Exercise: Reproduce all the lines exactly as they stand, apart from the pictures.

Material supplied:
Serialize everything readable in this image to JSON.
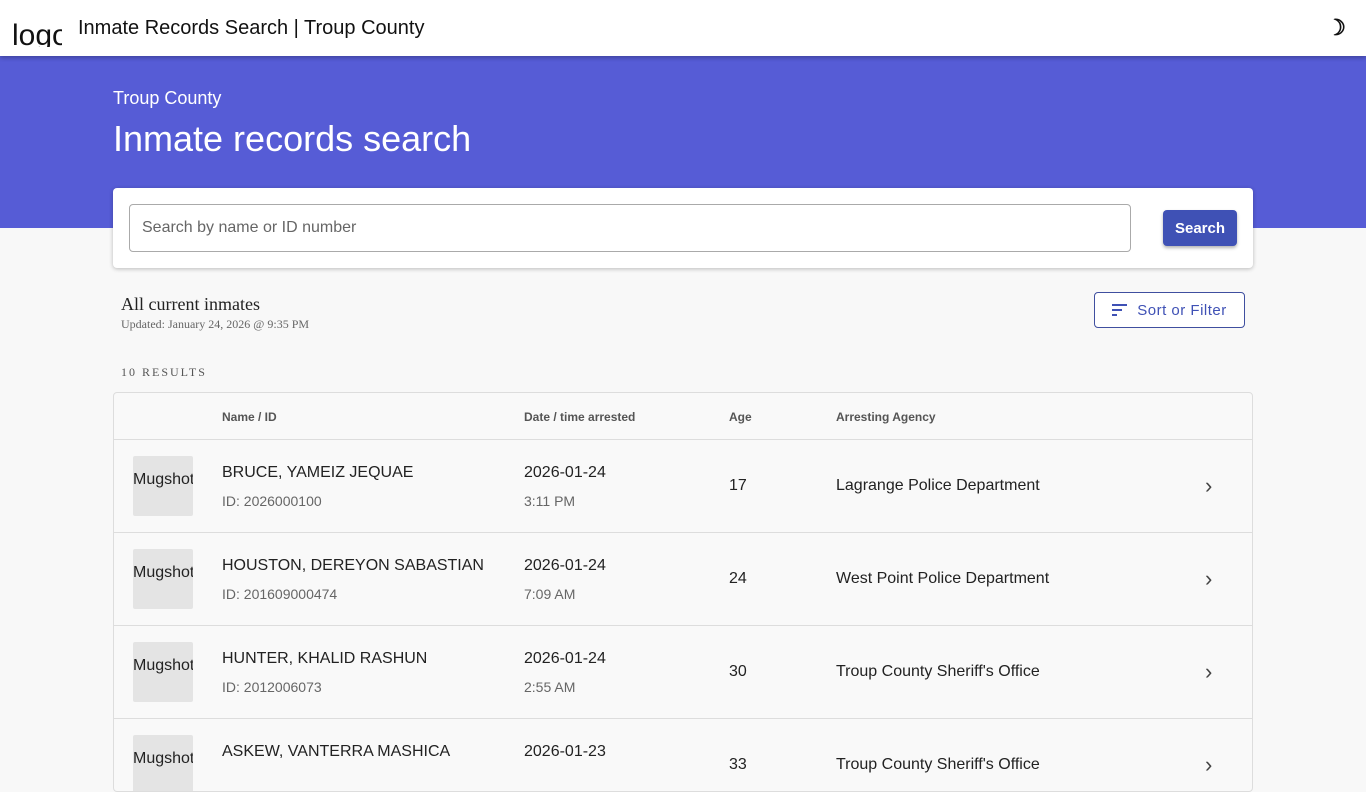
{
  "app": {
    "logo_alt": "logo",
    "title": "Inmate Records Search | Troup County",
    "theme_icon": "moon-icon"
  },
  "hero": {
    "county": "Troup County",
    "title": "Inmate records search"
  },
  "search": {
    "placeholder": "Search by name or ID number",
    "value": "",
    "button": "Search"
  },
  "section": {
    "title": "All current inmates",
    "updated": "Updated: January 24, 2026 @ 9:35 PM",
    "sort_button": "Sort or Filter",
    "results_count": "10 RESULTS"
  },
  "table": {
    "headers": {
      "name": "Name / ID",
      "date": "Date / time arrested",
      "age": "Age",
      "agency": "Arresting Agency"
    },
    "rows": [
      {
        "mugshot_alt": "Mugshot",
        "name": "BRUCE, YAMEIZ JEQUAE",
        "id": "ID: 2026000100",
        "date": "2026-01-24",
        "time": "3:11 PM",
        "age": "17",
        "agency": "Lagrange Police Department"
      },
      {
        "mugshot_alt": "Mugshot",
        "name": "HOUSTON, DEREYON SABASTIAN",
        "id": "ID: 201609000474",
        "date": "2026-01-24",
        "time": "7:09 AM",
        "age": "24",
        "agency": "West Point Police Department"
      },
      {
        "mugshot_alt": "Mugshot",
        "name": "HUNTER, KHALID RASHUN",
        "id": "ID: 2012006073",
        "date": "2026-01-24",
        "time": "2:55 AM",
        "age": "30",
        "agency": "Troup County Sheriff's Office"
      },
      {
        "mugshot_alt": "Mugshot",
        "name": "ASKEW, VANTERRA MASHICA",
        "id": "",
        "date": "2026-01-23",
        "time": "",
        "age": "33",
        "agency": "Troup County Sheriff's Office"
      }
    ]
  },
  "colors": {
    "brand": "#565cd6",
    "button": "#3f51b5"
  }
}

Response to this task:
Serialize everything readable in this image to JSON.
{
  "app": {
    "logo_alt": "logo",
    "title": "Inmate Records Search | Troup County",
    "theme_icon": "moon-icon"
  },
  "hero": {
    "county": "Troup County",
    "title": "Inmate records search"
  },
  "search": {
    "placeholder": "Search by name or ID number",
    "value": "",
    "button": "Search"
  },
  "section": {
    "title": "All current inmates",
    "updated": "Updated: January 24, 2026 @ 9:35 PM",
    "sort_button": "Sort or Filter",
    "results_count": "10 RESULTS"
  },
  "table": {
    "headers": {
      "name": "Name / ID",
      "date": "Date / time arrested",
      "age": "Age",
      "agency": "Arresting Agency"
    },
    "rows": [
      {
        "mugshot_alt": "Mugshot",
        "name": "BRUCE, YAMEIZ JEQUAE",
        "id": "ID: 2026000100",
        "date": "2026-01-24",
        "time": "3:11 PM",
        "age": "17",
        "agency": "Lagrange Police Department"
      },
      {
        "mugshot_alt": "Mugshot",
        "name": "HOUSTON, DEREYON SABASTIAN",
        "id": "ID: 201609000474",
        "date": "2026-01-24",
        "time": "7:09 AM",
        "age": "24",
        "agency": "West Point Police Department"
      },
      {
        "mugshot_alt": "Mugshot",
        "name": "HUNTER, KHALID RASHUN",
        "id": "ID: 2012006073",
        "date": "2026-01-24",
        "time": "2:55 AM",
        "age": "30",
        "agency": "Troup County Sheriff's Office"
      },
      {
        "mugshot_alt": "Mugshot",
        "name": "ASKEW, VANTERRA MASHICA",
        "id": "",
        "date": "2026-01-23",
        "time": "",
        "age": "33",
        "agency": "Troup County Sheriff's Office"
      }
    ]
  },
  "colors": {
    "brand": "#565cd6",
    "button": "#3f51b5"
  }
}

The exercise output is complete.